- _Input_:
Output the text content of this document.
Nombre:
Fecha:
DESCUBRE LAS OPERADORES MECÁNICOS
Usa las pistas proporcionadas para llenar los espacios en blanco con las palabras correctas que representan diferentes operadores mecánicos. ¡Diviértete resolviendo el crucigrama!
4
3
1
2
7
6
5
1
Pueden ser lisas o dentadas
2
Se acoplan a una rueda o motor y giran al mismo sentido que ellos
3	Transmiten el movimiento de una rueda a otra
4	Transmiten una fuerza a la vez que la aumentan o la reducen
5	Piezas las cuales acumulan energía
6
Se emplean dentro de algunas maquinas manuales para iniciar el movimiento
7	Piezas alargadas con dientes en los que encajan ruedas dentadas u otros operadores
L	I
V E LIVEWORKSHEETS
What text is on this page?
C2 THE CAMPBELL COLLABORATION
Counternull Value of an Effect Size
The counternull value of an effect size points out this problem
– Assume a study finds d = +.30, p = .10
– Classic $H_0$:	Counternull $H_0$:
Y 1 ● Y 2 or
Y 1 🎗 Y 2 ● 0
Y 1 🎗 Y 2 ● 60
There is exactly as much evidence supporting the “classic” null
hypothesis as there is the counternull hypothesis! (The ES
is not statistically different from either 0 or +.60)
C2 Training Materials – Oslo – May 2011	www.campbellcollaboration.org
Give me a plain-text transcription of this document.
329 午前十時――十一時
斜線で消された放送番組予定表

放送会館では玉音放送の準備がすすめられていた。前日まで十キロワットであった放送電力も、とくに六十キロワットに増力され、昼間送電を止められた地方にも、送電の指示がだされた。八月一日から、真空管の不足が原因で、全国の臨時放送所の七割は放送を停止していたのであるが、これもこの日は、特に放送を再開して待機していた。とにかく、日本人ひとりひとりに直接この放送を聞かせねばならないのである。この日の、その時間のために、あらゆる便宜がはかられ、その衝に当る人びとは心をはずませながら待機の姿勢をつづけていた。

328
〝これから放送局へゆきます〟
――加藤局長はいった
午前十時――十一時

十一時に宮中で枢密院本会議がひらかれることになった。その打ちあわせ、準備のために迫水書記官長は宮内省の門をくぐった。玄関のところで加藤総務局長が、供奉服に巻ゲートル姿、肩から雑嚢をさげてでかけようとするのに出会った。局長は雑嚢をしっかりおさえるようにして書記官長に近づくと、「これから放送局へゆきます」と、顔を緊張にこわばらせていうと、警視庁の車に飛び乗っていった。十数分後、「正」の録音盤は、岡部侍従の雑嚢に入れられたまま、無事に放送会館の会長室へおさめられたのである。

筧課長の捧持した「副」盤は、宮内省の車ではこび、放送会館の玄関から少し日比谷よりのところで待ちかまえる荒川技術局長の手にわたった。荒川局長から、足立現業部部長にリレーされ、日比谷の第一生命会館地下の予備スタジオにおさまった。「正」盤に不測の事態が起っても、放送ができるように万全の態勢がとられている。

- _Given problem_:
From the listing above, pick out each line where the word "dentadas" appears.

- _Written answer_:
Pueden ser lisas o dentadas
7	Piezas alargadas con dientes en los que encajan ruedas dentadas u otros operadores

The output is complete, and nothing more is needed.